======== EXCERPTED RECORDS

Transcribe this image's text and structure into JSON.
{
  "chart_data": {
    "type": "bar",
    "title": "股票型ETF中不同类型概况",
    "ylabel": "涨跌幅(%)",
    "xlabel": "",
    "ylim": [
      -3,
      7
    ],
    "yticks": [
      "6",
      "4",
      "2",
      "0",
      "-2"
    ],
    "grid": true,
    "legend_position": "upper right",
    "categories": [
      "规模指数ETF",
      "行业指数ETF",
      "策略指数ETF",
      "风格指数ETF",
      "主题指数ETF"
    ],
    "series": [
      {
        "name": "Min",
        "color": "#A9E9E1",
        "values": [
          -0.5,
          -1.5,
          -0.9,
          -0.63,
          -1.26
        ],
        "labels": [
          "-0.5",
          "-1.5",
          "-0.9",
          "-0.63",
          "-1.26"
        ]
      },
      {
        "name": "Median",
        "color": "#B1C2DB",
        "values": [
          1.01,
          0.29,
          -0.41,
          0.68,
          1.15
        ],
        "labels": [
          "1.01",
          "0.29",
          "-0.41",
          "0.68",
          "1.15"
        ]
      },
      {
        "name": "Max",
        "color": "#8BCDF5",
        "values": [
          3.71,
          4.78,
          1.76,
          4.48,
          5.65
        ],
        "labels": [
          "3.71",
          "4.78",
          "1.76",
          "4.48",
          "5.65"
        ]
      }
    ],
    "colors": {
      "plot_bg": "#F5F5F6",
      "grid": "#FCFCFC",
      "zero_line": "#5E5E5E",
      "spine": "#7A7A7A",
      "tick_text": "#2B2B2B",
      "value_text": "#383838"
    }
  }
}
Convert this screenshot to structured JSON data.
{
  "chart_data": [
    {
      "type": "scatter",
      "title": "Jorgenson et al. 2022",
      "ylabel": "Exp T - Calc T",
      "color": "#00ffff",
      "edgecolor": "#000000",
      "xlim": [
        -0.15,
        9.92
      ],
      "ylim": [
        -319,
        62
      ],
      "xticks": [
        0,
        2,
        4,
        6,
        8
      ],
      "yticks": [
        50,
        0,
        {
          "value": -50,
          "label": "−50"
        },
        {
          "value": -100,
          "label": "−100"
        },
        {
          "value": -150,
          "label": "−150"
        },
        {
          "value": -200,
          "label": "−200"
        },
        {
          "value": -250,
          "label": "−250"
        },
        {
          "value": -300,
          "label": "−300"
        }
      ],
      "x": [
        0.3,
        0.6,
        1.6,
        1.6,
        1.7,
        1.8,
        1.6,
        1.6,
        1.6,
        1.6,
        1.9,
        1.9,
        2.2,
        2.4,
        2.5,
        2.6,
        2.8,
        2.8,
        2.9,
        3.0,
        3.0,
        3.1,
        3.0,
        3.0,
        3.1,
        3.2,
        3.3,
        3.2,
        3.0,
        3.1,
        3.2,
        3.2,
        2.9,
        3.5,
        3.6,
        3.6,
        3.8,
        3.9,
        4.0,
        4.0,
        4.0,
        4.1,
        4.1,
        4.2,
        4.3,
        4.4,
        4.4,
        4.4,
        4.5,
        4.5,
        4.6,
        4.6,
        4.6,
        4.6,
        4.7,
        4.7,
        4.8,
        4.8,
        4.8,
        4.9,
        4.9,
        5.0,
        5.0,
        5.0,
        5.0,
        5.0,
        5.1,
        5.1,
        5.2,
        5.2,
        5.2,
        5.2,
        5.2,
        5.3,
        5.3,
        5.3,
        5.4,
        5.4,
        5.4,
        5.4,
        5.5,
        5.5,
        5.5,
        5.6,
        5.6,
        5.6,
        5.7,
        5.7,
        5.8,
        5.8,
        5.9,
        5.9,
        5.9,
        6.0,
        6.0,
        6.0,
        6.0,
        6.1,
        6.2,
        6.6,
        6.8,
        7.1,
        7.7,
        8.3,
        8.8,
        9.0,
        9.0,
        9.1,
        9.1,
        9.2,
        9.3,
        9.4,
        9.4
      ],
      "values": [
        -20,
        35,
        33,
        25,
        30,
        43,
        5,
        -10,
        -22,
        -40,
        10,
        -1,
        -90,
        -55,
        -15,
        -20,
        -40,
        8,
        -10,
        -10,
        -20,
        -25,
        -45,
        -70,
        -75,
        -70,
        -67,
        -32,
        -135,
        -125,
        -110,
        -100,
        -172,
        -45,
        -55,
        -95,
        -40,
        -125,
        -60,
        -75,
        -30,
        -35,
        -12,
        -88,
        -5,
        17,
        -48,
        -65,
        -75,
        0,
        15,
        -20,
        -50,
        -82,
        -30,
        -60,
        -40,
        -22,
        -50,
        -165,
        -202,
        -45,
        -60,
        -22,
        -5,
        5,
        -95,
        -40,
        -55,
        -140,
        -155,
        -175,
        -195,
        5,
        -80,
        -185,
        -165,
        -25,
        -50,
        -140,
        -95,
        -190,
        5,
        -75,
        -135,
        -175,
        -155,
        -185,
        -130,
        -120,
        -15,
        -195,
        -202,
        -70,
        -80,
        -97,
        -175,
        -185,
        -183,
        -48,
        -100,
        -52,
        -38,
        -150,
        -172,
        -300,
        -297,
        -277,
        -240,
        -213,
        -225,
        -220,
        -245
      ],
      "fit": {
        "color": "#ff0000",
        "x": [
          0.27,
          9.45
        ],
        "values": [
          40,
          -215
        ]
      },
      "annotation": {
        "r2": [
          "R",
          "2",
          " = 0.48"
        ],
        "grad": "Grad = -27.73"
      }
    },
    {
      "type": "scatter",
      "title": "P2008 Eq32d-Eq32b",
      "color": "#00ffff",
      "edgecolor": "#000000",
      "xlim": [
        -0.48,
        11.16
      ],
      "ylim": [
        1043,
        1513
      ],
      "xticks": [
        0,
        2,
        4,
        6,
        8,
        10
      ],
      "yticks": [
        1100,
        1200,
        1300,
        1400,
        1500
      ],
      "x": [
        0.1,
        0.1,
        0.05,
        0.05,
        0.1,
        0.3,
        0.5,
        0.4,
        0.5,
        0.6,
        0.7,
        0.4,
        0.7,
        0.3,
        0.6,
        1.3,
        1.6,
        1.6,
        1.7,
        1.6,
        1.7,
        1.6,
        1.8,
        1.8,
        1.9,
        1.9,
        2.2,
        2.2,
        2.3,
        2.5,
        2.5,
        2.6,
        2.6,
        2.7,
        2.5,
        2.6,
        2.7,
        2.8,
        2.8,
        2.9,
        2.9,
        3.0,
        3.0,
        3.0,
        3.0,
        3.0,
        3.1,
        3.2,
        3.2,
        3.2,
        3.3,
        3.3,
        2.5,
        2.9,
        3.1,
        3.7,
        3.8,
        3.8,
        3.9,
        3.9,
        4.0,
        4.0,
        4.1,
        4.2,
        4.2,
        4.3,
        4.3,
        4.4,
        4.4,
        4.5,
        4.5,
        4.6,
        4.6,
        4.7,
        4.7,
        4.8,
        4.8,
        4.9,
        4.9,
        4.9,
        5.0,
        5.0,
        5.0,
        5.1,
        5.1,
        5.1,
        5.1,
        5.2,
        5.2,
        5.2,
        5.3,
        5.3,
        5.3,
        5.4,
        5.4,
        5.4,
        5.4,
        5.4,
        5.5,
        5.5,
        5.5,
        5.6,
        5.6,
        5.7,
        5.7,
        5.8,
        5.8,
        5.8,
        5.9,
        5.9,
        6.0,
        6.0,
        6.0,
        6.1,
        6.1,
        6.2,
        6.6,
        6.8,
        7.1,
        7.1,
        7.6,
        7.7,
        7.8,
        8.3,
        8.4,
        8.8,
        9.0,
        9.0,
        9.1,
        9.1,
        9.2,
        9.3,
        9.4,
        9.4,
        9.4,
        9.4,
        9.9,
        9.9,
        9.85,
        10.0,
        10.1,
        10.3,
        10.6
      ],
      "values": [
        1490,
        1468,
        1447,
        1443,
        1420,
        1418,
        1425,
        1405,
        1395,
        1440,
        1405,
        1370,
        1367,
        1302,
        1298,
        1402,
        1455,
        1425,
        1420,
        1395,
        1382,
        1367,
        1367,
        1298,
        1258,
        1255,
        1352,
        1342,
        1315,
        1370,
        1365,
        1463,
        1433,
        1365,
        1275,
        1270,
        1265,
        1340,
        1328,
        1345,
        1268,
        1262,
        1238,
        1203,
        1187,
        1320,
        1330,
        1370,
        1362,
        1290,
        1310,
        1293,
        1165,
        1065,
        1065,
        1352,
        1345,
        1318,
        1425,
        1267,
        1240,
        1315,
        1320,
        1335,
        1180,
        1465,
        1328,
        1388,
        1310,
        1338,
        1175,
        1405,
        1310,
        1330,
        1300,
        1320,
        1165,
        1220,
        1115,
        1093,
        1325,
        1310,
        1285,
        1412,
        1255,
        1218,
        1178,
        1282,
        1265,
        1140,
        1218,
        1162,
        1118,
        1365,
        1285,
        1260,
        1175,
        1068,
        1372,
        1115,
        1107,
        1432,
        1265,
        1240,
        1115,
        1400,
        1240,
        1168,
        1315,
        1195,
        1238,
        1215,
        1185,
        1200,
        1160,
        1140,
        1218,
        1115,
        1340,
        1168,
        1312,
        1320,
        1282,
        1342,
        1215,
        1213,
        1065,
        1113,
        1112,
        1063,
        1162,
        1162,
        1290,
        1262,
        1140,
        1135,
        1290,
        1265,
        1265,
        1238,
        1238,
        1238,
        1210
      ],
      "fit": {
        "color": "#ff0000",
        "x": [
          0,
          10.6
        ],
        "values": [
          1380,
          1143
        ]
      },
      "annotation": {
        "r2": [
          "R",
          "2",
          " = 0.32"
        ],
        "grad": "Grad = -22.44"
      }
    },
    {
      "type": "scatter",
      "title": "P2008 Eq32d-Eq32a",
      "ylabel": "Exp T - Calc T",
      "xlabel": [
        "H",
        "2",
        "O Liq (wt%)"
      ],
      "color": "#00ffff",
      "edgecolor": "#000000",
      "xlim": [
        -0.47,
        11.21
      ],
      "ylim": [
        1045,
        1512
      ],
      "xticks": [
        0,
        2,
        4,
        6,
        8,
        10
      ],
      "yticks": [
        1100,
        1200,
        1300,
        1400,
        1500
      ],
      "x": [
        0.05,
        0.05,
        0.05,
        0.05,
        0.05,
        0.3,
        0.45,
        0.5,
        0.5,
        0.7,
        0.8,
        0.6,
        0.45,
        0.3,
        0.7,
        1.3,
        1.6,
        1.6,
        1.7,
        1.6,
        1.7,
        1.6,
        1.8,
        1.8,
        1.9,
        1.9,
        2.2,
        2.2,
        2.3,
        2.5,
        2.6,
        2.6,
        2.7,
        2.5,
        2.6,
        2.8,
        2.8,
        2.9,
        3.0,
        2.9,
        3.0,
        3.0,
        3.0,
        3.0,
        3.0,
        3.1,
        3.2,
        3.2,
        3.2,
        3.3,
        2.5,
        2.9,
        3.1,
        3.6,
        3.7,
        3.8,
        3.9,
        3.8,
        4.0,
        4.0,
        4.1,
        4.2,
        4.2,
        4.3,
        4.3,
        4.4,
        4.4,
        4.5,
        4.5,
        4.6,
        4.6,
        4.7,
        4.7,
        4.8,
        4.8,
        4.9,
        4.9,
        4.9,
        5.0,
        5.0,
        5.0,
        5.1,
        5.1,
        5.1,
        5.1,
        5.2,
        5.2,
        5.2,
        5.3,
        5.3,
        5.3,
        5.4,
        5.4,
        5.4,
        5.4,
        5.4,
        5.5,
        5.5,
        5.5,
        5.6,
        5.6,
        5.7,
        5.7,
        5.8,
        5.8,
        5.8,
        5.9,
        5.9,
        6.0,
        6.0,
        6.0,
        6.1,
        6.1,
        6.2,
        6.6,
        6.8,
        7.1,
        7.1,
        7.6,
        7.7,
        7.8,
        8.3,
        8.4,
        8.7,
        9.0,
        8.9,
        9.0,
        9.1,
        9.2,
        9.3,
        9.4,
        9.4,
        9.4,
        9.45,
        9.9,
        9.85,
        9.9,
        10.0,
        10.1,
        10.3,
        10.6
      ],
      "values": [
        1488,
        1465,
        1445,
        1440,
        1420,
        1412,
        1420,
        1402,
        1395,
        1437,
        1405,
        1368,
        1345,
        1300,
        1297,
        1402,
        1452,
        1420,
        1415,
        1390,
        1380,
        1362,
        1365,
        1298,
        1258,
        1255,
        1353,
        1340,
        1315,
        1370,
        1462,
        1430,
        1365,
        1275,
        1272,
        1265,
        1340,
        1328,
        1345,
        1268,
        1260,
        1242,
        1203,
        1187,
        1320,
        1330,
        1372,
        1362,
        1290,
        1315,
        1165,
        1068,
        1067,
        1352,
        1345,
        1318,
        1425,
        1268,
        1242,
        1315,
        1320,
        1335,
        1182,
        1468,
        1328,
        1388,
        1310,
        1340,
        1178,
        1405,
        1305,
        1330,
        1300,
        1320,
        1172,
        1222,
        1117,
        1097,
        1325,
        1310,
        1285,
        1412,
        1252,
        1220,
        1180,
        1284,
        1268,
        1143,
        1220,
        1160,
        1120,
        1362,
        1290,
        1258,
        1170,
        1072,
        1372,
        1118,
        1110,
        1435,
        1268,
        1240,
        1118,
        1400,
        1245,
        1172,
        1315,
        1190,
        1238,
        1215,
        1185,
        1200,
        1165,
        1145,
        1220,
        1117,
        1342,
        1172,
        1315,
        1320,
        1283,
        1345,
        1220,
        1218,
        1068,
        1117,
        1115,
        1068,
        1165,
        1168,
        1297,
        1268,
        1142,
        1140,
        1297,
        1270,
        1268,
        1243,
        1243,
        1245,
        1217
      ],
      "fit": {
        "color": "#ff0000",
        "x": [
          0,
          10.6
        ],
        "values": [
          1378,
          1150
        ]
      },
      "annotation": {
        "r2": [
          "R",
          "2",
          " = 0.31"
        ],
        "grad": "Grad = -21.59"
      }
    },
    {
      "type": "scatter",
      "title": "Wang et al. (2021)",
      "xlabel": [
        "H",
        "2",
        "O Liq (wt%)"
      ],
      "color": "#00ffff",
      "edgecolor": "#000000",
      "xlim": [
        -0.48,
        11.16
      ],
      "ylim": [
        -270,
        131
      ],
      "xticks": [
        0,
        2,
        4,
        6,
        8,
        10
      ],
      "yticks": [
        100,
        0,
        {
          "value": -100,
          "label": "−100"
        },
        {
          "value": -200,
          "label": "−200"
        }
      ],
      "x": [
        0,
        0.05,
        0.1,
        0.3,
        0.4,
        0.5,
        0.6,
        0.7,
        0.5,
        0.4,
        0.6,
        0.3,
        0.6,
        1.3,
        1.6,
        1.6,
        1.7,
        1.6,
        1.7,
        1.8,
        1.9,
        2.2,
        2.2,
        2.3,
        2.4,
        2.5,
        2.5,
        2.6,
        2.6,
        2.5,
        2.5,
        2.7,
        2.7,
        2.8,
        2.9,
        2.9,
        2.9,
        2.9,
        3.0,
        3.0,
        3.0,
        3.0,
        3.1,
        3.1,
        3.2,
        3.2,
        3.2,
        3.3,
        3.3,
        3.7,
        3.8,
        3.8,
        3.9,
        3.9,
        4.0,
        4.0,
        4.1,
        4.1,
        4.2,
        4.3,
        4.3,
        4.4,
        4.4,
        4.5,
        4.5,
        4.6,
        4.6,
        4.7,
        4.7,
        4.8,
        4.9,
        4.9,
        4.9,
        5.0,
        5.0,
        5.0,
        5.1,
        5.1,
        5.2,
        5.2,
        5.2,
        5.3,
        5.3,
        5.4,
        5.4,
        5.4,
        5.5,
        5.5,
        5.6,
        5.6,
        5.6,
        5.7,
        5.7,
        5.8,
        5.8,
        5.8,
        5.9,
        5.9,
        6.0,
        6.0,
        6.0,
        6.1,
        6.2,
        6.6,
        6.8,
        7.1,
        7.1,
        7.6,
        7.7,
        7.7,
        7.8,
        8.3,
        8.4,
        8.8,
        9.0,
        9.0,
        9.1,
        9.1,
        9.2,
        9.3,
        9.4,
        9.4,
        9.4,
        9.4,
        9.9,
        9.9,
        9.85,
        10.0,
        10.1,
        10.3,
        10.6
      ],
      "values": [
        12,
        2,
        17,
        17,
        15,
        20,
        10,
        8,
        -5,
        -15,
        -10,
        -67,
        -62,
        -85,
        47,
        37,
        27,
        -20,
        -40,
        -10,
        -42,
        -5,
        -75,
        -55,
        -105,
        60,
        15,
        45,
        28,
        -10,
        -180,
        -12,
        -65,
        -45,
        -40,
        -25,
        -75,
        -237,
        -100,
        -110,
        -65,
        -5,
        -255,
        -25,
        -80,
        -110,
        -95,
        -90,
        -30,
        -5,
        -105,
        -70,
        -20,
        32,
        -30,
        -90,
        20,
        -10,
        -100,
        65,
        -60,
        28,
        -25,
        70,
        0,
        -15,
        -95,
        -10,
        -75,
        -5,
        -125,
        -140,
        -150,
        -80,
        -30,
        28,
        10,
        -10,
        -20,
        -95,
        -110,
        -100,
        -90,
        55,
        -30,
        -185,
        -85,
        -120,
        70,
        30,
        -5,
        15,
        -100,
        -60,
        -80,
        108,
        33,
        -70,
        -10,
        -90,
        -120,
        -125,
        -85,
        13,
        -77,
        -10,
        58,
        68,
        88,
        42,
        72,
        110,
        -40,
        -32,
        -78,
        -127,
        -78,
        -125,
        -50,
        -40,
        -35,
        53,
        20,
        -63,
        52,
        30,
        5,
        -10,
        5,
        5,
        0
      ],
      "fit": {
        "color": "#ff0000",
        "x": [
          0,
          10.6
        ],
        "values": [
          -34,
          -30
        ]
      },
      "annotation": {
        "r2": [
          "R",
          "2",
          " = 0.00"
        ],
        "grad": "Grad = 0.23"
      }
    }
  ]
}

================

Find every line in the records that contains the word "this"; copy those lines.

## RESPONSE TO THE TASK
Transcribe this image's text and structure into JSON.
Convert this screenshot to structured JSON data.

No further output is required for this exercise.